→ Exercise
Find how many lines contain "списке" and state only that number.

# # # # #

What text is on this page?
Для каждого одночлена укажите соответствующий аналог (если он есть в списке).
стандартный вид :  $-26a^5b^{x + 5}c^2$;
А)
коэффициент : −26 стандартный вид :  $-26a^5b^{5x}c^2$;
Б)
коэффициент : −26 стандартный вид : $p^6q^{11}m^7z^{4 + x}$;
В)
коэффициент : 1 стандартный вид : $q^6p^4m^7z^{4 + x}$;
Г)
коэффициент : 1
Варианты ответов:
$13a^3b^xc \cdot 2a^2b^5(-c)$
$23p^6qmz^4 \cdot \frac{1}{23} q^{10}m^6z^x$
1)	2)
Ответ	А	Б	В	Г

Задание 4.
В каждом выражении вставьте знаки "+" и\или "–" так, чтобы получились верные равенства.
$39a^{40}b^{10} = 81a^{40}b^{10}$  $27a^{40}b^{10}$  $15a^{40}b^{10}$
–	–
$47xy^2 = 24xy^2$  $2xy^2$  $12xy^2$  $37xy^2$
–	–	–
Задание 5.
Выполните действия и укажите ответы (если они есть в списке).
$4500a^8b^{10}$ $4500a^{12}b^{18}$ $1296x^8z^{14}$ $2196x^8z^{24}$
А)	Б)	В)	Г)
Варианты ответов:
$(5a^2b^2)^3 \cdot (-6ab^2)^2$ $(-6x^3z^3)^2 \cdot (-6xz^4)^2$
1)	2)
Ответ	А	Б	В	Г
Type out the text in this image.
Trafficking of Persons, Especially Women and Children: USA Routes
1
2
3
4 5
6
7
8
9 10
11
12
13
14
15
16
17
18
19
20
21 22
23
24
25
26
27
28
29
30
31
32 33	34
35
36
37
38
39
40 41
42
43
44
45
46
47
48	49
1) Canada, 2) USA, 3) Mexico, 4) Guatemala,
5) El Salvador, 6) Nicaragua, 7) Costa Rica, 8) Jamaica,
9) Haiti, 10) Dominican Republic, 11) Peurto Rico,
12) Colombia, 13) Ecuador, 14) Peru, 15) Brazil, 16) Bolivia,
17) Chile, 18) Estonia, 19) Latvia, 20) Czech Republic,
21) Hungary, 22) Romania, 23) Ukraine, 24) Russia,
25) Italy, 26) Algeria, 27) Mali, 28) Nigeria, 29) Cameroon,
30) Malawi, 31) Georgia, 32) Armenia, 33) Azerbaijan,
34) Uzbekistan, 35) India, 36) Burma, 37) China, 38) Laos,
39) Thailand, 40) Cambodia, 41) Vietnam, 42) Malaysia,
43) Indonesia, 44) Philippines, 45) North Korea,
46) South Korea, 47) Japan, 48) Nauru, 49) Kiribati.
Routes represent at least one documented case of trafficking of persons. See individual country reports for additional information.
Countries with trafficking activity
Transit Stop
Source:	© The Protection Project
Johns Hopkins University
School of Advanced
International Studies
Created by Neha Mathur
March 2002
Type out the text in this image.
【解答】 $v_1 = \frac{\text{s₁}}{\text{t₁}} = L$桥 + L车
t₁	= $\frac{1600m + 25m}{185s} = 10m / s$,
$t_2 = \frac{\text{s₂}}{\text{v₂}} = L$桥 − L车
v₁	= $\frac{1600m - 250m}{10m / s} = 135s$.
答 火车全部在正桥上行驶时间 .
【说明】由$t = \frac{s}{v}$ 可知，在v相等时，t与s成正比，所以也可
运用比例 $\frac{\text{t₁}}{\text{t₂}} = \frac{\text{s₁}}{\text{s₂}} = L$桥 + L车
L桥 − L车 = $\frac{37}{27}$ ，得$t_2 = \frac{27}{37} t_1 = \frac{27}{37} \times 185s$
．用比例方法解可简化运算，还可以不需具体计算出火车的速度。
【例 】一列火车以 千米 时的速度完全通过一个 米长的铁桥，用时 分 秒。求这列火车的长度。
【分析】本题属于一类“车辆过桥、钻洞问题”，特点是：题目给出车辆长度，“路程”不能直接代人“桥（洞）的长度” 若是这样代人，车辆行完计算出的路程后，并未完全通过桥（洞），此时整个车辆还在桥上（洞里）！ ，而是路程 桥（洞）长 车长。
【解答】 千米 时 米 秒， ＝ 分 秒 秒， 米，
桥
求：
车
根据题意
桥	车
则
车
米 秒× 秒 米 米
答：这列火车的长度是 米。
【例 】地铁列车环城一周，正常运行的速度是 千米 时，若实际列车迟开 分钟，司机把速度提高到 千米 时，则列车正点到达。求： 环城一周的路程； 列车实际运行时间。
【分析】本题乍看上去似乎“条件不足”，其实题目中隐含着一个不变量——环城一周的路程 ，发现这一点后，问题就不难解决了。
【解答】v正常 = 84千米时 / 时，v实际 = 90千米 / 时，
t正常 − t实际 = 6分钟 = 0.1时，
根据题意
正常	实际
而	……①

# # # # #

→ Exercise result
2